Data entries
[Begin]

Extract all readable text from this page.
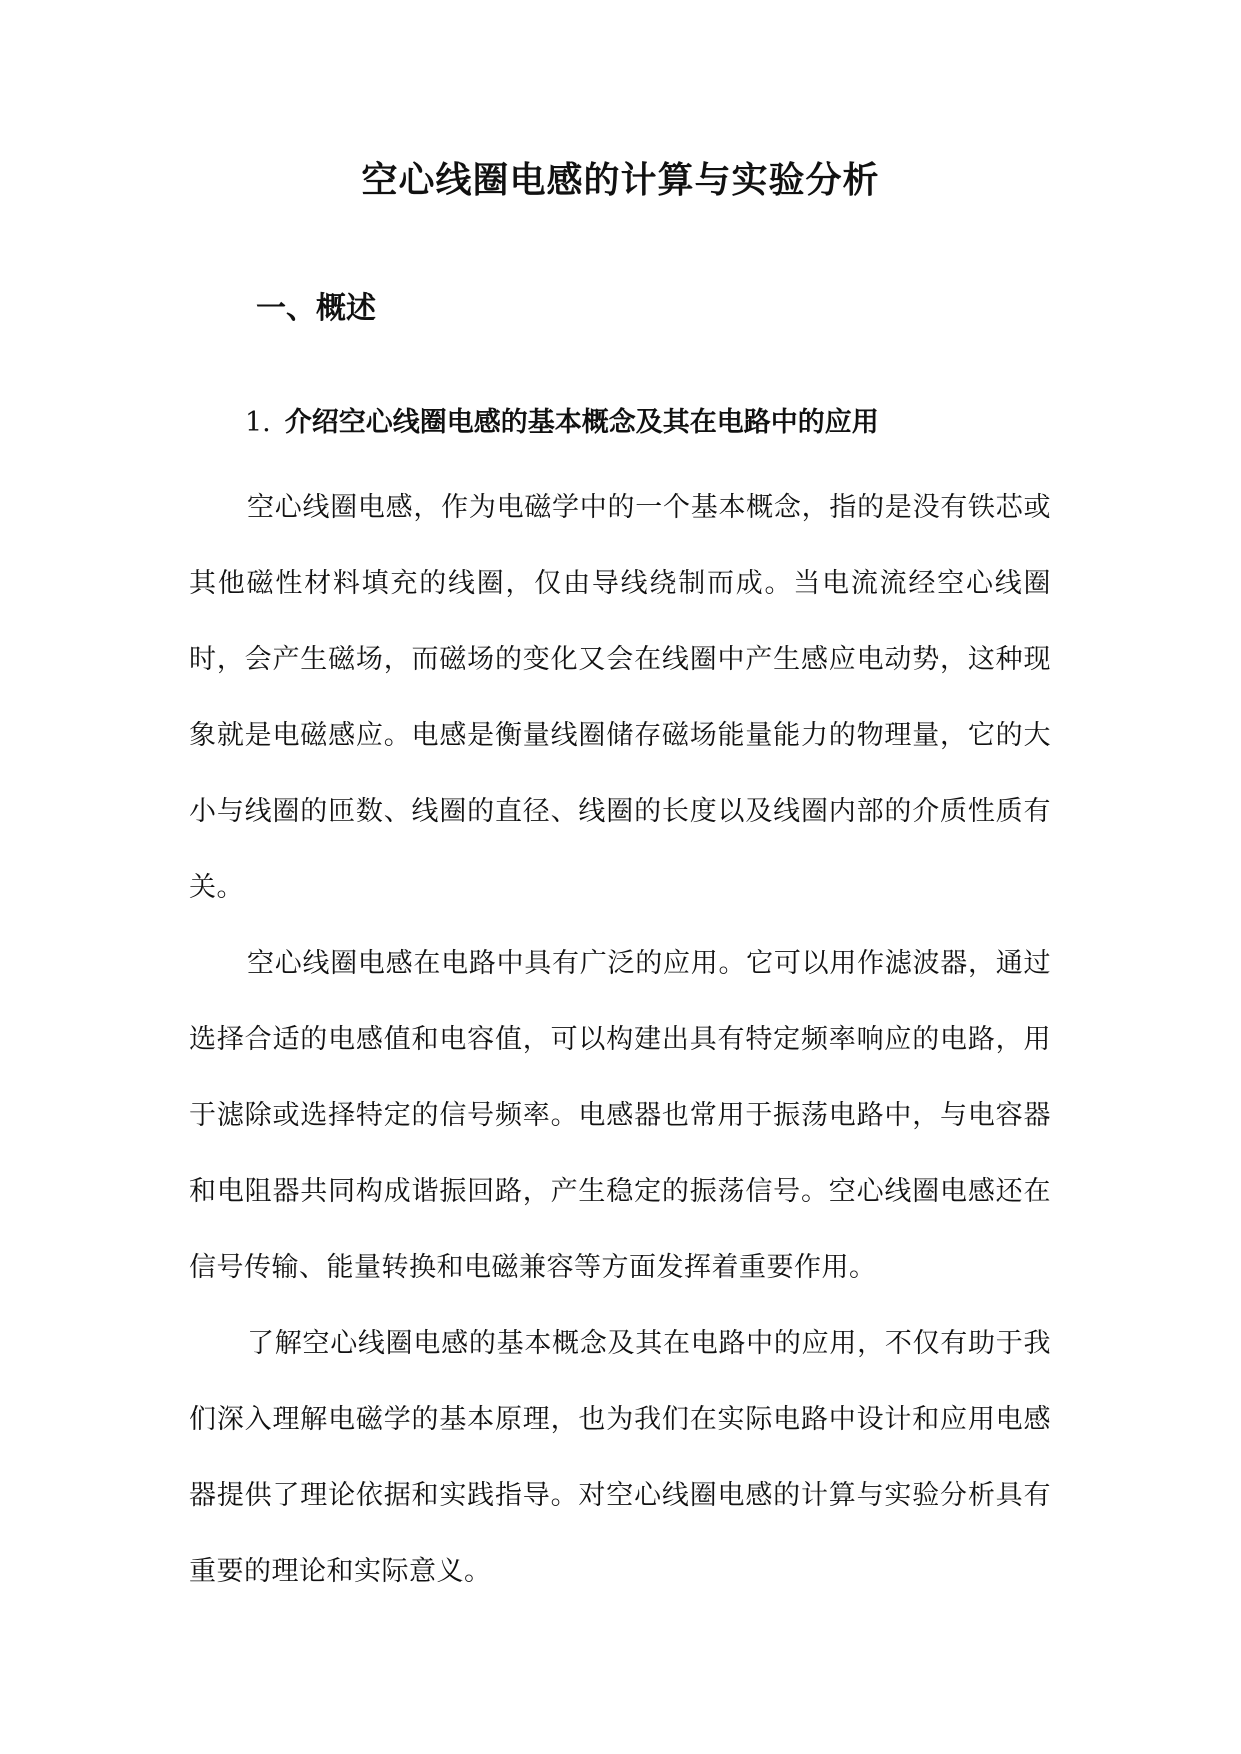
空心线圈电感的计算与实验分析
一、概述
1. 介绍空心线圈电感的基本概念及其在电路中的应用

空心线圈电感，作为电磁学中的一个基本概念，指的是没有铁芯或其他磁性材料填充的线圈，仅由导线绕制而成。当电流流经空心线圈时，会产生磁场，而磁场的变化又会在线圈中产生感应电动势，这种现象就是电磁感应。电感是衡量线圈储存磁场能量能力的物理量，它的大小与线圈的匝数、线圈的直径、线圈的长度以及线圈内部的介质性质有关。

空心线圈电感在电路中具有广泛的应用。它可以用作滤波器，通过选择合适的电感值和电容值，可以构建出具有特定频率响应的电路，用于滤除或选择特定的信号频率。电感器也常用于振荡电路中，与电容器和电阻器共同构成谐振回路，产生稳定的振荡信号。空心线圈电感还在信号传输、能量转换和电磁兼容等方面发挥着重要作用。

了解空心线圈电感的基本概念及其在电路中的应用，不仅有助于我们深入理解电磁学的基本原理，也为我们在实际电路中设计和应用电感器提供了理论依据和实践指导。对空心线圈电感的计算与实验分析具有重要的理论和实际意义。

[End]

• Task statement: Copy out all the data without changing anything, and drop the pictures.

• The output:
Extract all readable text from this page.
空心线圈电感的计算与实验分析
一、概述
1. 介绍空心线圈电感的基本概念及其在电路中的应用

空心线圈电感，作为电磁学中的一个基本概念，指的是没有铁芯或其他磁性材料填充的线圈，仅由导线绕制而成。当电流流经空心线圈时，会产生磁场，而磁场的变化又会在线圈中产生感应电动势，这种现象就是电磁感应。电感是衡量线圈储存磁场能量能力的物理量，它的大小与线圈的匝数、线圈的直径、线圈的长度以及线圈内部的介质性质有关。

空心线圈电感在电路中具有广泛的应用。它可以用作滤波器，通过选择合适的电感值和电容值，可以构建出具有特定频率响应的电路，用于滤除或选择特定的信号频率。电感器也常用于振荡电路中，与电容器和电阻器共同构成谐振回路，产生稳定的振荡信号。空心线圈电感还在信号传输、能量转换和电磁兼容等方面发挥着重要作用。

了解空心线圈电感的基本概念及其在电路中的应用，不仅有助于我们深入理解电磁学的基本原理，也为我们在实际电路中设计和应用电感器提供了理论依据和实践指导。对空心线圈电感的计算与实验分析具有重要的理论和实际意义。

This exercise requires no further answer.